Write out every entry exactly as it stands.

---- Supplied material

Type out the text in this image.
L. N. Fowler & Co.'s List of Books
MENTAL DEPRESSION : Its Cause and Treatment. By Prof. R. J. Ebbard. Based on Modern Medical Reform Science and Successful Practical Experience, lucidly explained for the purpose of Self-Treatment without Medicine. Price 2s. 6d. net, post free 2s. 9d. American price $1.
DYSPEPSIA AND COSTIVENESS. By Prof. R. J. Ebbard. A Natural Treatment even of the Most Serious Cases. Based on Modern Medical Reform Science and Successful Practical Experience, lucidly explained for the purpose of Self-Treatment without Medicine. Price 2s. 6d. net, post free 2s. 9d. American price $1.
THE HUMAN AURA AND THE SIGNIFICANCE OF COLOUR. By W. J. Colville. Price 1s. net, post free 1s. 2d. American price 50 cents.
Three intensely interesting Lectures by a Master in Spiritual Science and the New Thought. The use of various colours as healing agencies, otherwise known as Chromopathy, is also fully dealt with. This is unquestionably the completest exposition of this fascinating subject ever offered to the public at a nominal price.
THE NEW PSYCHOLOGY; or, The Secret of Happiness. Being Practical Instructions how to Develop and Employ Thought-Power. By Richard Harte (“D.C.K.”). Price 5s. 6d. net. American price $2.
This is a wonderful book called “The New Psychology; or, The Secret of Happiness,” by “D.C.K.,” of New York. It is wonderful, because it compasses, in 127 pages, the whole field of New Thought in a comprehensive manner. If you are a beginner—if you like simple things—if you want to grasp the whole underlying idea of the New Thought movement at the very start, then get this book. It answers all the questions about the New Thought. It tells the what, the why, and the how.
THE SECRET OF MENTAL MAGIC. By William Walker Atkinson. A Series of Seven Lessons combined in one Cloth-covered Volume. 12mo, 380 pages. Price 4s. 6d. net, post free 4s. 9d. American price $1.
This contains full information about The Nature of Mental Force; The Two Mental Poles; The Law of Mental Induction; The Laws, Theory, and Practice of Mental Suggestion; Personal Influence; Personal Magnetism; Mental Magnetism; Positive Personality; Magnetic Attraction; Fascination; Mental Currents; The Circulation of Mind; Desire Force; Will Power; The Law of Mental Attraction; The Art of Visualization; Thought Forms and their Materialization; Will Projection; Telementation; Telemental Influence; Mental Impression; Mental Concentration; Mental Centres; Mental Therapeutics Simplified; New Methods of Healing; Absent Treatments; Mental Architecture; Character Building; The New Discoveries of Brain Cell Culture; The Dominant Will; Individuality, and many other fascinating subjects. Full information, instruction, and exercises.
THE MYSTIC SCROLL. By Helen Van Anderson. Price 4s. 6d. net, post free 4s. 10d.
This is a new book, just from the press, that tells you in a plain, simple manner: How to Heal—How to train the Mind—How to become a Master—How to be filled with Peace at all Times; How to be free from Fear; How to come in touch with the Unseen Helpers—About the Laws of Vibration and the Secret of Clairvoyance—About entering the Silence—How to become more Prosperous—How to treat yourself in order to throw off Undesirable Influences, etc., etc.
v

--------

◆ Solution:
Type out the text in this image.
L. N. Fowler & Co.'s List of Books
MENTAL DEPRESSION : Its Cause and Treatment. By Prof. R. J. Ebbard. Based on Modern Medical Reform Science and Successful Practical Experience, lucidly explained for the purpose of Self-Treatment without Medicine. Price 2s. 6d. net, post free 2s. 9d. American price $1.
DYSPEPSIA AND COSTIVENESS. By Prof. R. J. Ebbard. A Natural Treatment even of the Most Serious Cases. Based on Modern Medical Reform Science and Successful Practical Experience, lucidly explained for the purpose of Self-Treatment without Medicine. Price 2s. 6d. net, post free 2s. 9d. American price $1.
THE HUMAN AURA AND THE SIGNIFICANCE OF COLOUR. By W. J. Colville. Price 1s. net, post free 1s. 2d. American price 50 cents.
Three intensely interesting Lectures by a Master in Spiritual Science and the New Thought. The use of various colours as healing agencies, otherwise known as Chromopathy, is also fully dealt with. This is unquestionably the completest exposition of this fascinating subject ever offered to the public at a nominal price.
THE NEW PSYCHOLOGY; or, The Secret of Happiness. Being Practical Instructions how to Develop and Employ Thought-Power. By Richard Harte (“D.C.K.”). Price 5s. 6d. net. American price $2.
This is a wonderful book called “The New Psychology; or, The Secret of Happiness,” by “D.C.K.,” of New York. It is wonderful, because it compasses, in 127 pages, the whole field of New Thought in a comprehensive manner. If you are a beginner—if you like simple things—if you want to grasp the whole underlying idea of the New Thought movement at the very start, then get this book. It answers all the questions about the New Thought. It tells the what, the why, and the how.
THE SECRET OF MENTAL MAGIC. By William Walker Atkinson. A Series of Seven Lessons combined in one Cloth-covered Volume. 12mo, 380 pages. Price 4s. 6d. net, post free 4s. 9d. American price $1.
This contains full information about The Nature of Mental Force; The Two Mental Poles; The Law of Mental Induction; The Laws, Theory, and Practice of Mental Suggestion; Personal Influence; Personal Magnetism; Mental Magnetism; Positive Personality; Magnetic Attraction; Fascination; Mental Currents; The Circulation of Mind; Desire Force; Will Power; The Law of Mental Attraction; The Art of Visualization; Thought Forms and their Materialization; Will Projection; Telementation; Telemental Influence; Mental Impression; Mental Concentration; Mental Centres; Mental Therapeutics Simplified; New Methods of Healing; Absent Treatments; Mental Architecture; Character Building; The New Discoveries of Brain Cell Culture; The Dominant Will; Individuality, and many other fascinating subjects. Full information, instruction, and exercises.
THE MYSTIC SCROLL. By Helen Van Anderson. Price 4s. 6d. net, post free 4s. 10d.
This is a new book, just from the press, that tells you in a plain, simple manner: How to Heal—How to train the Mind—How to become a Master—How to be filled with Peace at all Times; How to be free from Fear; How to come in touch with the Unseen Helpers—About the Laws of Vibration and the Secret of Clairvoyance—About entering the Silence—How to become more Prosperous—How to treat yourself in order to throw off Undesirable Influences, etc., etc.
v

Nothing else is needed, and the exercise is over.